Kiara was initially a self insert OC, like... put myself in drone form and shoved myself in the narrative kind of self insert.
Which... was partly because I was struggling to make her character and partly because I never had before and was morbidly curious.
Her parents are exaggerations of mine (and gender swapped) and she has a sister that I don't. But other then that...?
That's me!
Well WAS me, for a long time. Her struggles with her sexuality, confusion, an absent and unapproachable parent. That's all taken from real shit. Her regression is not something I've done, though I do get some serious brain fog when stressed.
She's both really easy and really really hard to write for those reasons. She reacts how I would, responds how I would. Which sounds great! Should be easy.
No. Because in real life I'm quiet, reserved, I don't have many real life friends. If I'm talking a lot my throat starts to hurt, that's how little I speak.
Which ends up with her sitting on the sidelines and not talking a lot of the time, which is frustrating. At least to me. Because it makes her seem uninteresting or passive.
It drives me nuts sometimes, but I love her character. Not because she's my own self insert, but in all the ways she's different from me now. (I no longer consider her a self insert if that says anything)
▬▬▬
* _EXERCISE TASKS_:
[A] Which of Kiara's struggles does the piece about Kiara say are taken from real life? List all of them.
[B] Can you pick up the piece about Kiara after its last sentence and continue it?

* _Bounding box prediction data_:
▬▬▬
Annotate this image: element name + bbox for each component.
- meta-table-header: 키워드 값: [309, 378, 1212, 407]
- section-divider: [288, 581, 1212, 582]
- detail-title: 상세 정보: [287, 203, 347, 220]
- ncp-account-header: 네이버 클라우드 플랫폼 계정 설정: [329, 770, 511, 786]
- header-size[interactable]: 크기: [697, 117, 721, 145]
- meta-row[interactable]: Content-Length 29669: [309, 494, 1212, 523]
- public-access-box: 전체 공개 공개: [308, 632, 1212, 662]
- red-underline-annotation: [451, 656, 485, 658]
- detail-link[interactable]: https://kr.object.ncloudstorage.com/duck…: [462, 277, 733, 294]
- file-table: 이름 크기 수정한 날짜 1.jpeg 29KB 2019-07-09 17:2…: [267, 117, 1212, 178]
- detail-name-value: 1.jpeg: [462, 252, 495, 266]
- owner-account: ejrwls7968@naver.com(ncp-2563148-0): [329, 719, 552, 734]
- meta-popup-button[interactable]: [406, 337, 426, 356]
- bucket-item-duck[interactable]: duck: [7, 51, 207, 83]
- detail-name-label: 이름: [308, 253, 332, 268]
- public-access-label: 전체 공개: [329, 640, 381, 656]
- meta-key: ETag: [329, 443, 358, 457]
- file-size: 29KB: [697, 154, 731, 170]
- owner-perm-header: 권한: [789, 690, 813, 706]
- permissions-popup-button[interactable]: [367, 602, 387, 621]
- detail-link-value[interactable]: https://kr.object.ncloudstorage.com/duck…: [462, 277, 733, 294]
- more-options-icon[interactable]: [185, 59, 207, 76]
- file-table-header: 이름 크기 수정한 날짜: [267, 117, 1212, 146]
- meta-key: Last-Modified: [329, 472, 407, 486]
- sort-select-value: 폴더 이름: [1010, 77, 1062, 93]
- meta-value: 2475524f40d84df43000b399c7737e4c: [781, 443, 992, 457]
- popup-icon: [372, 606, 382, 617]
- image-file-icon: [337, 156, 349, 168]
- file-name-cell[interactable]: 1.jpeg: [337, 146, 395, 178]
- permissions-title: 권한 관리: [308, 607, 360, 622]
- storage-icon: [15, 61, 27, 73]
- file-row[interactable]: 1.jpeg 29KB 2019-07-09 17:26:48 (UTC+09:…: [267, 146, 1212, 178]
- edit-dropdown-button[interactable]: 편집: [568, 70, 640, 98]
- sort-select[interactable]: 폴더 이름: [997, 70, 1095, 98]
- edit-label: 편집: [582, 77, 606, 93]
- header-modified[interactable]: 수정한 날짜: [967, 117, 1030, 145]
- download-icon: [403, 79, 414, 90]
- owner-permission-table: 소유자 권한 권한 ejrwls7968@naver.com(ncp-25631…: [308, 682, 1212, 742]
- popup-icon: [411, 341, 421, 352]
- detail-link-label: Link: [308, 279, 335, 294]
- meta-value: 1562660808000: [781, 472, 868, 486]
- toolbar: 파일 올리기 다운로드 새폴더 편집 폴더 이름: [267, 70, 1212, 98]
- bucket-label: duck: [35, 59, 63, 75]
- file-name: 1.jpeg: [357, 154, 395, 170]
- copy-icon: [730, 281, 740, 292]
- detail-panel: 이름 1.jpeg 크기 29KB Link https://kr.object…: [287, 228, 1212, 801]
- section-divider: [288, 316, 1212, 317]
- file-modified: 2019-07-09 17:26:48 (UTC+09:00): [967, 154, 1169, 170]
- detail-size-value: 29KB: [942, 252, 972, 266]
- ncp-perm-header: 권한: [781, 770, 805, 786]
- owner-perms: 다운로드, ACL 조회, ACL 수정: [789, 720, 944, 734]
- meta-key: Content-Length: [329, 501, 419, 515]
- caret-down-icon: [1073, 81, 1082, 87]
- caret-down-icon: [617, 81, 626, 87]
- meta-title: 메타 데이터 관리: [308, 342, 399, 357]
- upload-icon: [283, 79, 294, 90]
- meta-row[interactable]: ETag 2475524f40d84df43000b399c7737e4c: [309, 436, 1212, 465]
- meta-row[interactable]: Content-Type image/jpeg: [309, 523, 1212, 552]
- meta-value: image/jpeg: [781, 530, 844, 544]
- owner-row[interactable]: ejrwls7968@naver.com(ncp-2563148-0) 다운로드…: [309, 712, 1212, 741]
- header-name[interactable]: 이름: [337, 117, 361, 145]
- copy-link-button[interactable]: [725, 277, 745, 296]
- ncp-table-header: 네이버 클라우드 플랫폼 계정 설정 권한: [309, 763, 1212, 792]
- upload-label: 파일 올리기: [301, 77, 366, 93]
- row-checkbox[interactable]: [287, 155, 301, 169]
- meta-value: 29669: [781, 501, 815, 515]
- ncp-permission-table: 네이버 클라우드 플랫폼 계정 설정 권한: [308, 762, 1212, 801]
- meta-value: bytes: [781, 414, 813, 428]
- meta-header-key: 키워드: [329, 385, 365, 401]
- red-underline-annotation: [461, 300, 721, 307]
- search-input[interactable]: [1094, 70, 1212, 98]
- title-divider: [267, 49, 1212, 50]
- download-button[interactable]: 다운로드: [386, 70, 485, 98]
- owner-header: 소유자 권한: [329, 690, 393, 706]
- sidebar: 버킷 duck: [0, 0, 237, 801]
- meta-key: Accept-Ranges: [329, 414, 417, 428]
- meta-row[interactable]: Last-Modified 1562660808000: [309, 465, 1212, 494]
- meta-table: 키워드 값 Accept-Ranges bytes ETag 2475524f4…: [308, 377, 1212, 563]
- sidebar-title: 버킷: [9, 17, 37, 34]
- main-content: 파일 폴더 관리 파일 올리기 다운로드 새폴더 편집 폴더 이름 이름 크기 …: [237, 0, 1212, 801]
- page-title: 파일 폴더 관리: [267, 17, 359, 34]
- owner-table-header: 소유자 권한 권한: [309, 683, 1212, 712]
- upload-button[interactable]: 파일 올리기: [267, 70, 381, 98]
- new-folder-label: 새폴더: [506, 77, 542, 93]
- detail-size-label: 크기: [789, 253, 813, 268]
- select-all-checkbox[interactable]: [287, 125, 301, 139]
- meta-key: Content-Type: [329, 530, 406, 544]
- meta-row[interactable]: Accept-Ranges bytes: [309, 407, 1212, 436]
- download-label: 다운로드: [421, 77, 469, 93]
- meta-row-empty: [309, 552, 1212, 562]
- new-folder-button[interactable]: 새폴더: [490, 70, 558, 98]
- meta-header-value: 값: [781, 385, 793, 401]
▬▬▬
* _RESPONSES PER TASK_:
[A] Her struggles with her sexuality, confusion, and an absent and unapproachable parent.

[B]
She's shy and sheltered to anyone she doesn't know because how relentlessly she was bullied for her sensitivity to certain stimuli. But to people she does know she stands her ground and can push through that discomfort to help them. (She hates the sound of the medical equipment, and the texture of the latex gloves but works in the clinic to help people anyway.)
She's never touched a drop of alcohol in her entire life, and never wants to. Despite both her parents being drinkers. (Though one drinks to drown the pain and the other is more like your cool aunt who drinks a martini at dinner.) And that takes some damn self control when there's SO MUCH alcohol in the house.
She's empathetic, she's not able to bring herself to physically step in to stop a bully (Fear), but she'll take the victim aside and check them over, reassure them, give them a person to talk to that she only ever had in Tera and Rad.
Every kid who doesn't have a freind somehow, she becomes their caretaker, she is the soft mom freind because her mom is the only person who was really there for her aside from her two freinds.
She's fucking SMART. Because she's busy observing everything and anything before she goes to speak. (Which is what makes her so damn hard to write.) Anxiety is her main tenant and observing everything makes it easier for her to work through it.
Those are all things that have grown with her that aren't taken from me. And I would love more chances to show them off, but I STRUGGLE to write her because I'm caught between trying to make her interesting and making her accurate.
I needed to rant. Writing Something for her and it's been ROUGH.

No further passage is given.